**Material for this task**:
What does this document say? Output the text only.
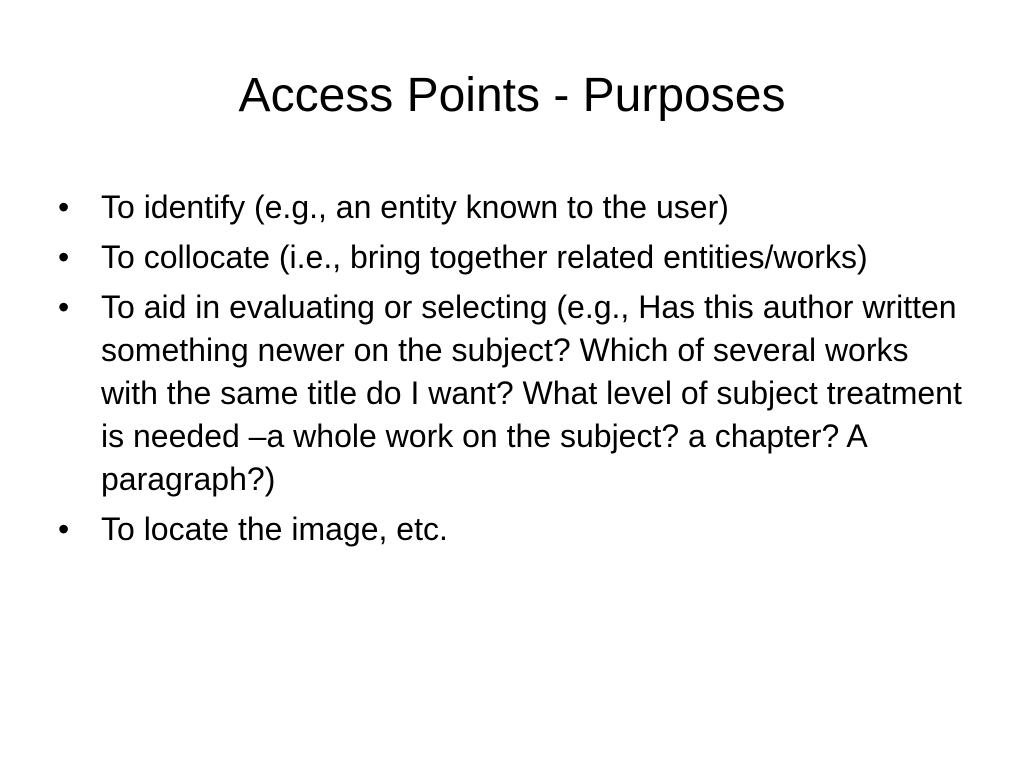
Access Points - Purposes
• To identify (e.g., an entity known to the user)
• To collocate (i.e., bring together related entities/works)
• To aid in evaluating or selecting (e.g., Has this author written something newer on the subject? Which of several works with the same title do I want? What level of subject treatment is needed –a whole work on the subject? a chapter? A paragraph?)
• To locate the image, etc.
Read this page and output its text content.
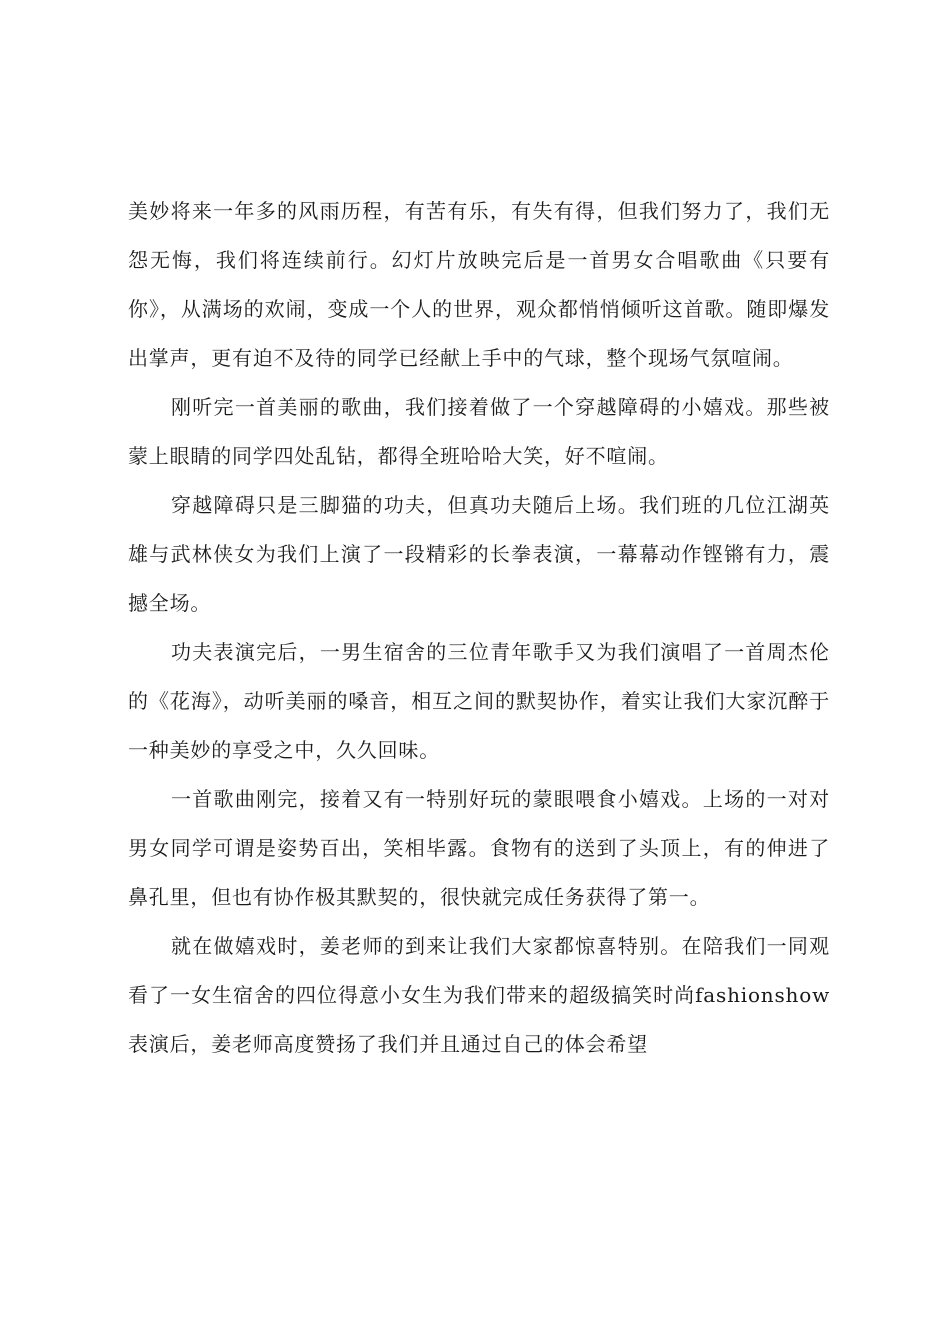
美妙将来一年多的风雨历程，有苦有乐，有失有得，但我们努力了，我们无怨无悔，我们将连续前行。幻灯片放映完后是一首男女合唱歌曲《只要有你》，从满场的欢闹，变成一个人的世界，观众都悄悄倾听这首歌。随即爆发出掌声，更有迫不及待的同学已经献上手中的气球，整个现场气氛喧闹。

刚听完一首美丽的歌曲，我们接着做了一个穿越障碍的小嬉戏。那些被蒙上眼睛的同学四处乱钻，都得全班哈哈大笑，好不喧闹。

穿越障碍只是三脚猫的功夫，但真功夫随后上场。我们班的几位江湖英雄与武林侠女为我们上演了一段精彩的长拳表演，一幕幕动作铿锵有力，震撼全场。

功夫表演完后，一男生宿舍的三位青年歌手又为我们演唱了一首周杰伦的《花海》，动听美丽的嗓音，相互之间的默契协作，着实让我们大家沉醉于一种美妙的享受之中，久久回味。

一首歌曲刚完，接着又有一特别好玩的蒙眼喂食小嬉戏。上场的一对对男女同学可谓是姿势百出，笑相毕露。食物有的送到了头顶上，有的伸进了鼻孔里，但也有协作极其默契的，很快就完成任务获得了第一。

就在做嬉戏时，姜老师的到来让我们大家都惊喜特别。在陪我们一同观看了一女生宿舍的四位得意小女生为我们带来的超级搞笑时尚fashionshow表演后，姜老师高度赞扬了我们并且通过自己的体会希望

* * *

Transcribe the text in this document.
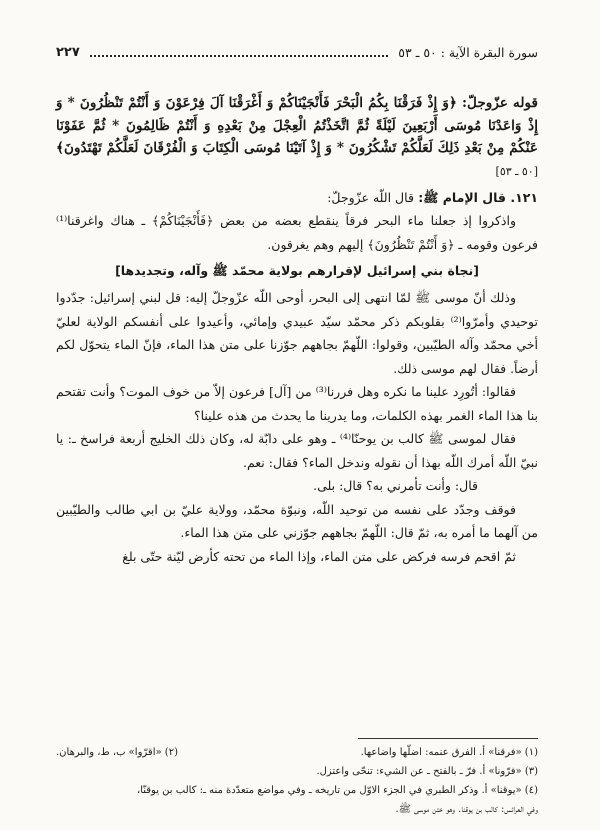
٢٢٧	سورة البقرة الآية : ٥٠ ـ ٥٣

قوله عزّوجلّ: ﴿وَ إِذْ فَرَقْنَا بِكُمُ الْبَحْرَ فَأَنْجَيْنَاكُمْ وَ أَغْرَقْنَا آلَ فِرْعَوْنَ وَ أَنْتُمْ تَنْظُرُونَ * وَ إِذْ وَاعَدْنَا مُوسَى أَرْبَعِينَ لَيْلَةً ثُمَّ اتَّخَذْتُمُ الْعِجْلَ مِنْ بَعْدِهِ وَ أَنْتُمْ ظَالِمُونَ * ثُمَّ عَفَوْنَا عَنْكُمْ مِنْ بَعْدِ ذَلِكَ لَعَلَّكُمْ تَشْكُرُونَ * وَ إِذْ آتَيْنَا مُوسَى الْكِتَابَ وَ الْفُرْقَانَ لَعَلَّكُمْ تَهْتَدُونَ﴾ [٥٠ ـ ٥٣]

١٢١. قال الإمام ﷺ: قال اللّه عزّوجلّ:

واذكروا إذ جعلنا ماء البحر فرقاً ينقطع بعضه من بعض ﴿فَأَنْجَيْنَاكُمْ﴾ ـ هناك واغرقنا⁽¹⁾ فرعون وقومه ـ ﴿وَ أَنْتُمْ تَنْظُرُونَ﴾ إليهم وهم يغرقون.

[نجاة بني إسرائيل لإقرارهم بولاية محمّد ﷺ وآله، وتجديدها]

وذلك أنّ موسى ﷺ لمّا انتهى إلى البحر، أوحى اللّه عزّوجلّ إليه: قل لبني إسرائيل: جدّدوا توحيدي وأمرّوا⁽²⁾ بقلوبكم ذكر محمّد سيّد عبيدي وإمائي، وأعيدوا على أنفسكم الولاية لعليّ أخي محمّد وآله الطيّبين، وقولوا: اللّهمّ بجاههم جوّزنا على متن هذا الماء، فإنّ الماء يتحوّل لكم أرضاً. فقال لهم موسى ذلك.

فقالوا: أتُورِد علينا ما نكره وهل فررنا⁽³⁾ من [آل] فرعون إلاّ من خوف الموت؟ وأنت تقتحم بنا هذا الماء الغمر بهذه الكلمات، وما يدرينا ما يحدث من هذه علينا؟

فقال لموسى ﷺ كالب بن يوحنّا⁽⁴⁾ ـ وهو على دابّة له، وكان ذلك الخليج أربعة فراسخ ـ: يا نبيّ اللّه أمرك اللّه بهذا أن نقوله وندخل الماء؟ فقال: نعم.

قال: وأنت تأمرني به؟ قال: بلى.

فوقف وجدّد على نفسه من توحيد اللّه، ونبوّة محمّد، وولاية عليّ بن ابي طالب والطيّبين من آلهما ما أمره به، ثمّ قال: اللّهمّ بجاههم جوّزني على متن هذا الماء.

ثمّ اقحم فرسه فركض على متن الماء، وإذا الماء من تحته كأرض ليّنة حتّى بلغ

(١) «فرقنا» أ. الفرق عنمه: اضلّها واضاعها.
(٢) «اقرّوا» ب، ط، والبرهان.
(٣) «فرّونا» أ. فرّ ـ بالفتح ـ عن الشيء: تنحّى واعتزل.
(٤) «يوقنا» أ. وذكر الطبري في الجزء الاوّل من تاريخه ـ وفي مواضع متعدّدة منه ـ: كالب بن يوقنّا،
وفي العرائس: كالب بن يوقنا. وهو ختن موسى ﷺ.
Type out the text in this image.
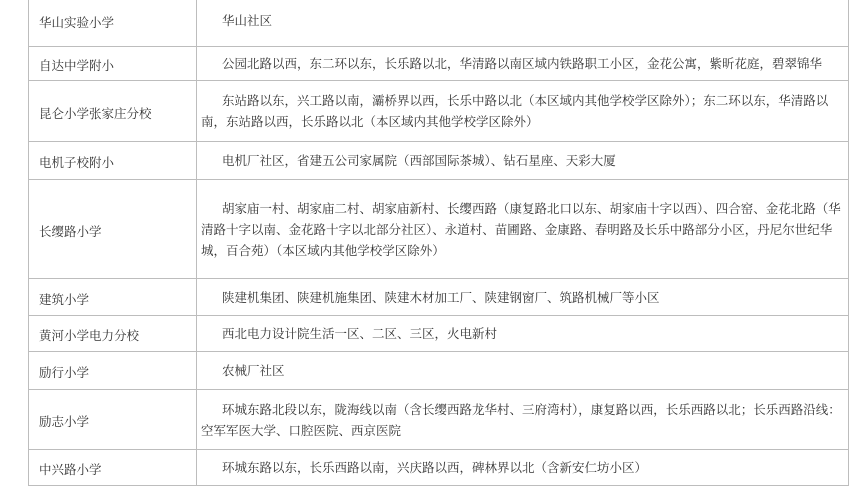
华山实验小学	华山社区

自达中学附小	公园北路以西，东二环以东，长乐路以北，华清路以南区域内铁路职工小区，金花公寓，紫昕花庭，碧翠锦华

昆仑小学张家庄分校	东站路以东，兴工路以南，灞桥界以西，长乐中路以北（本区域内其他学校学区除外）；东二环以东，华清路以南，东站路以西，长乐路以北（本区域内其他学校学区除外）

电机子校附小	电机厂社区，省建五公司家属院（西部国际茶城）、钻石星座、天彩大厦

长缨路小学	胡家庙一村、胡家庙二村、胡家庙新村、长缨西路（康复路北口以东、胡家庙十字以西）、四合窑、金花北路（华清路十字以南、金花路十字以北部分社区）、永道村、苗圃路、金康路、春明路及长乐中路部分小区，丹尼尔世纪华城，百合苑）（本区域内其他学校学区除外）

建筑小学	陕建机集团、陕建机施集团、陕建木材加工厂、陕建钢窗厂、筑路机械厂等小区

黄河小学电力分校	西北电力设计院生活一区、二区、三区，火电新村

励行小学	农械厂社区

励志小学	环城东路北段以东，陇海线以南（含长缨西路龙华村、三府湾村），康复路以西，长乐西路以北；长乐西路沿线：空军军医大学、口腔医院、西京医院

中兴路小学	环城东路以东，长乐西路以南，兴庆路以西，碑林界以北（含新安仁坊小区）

**Aim of the exercise**: Each line that holds the word "document" is to be copied.

**Result for this exercise**:
What does this document say? Output the text only.
Transcribe the text in this document.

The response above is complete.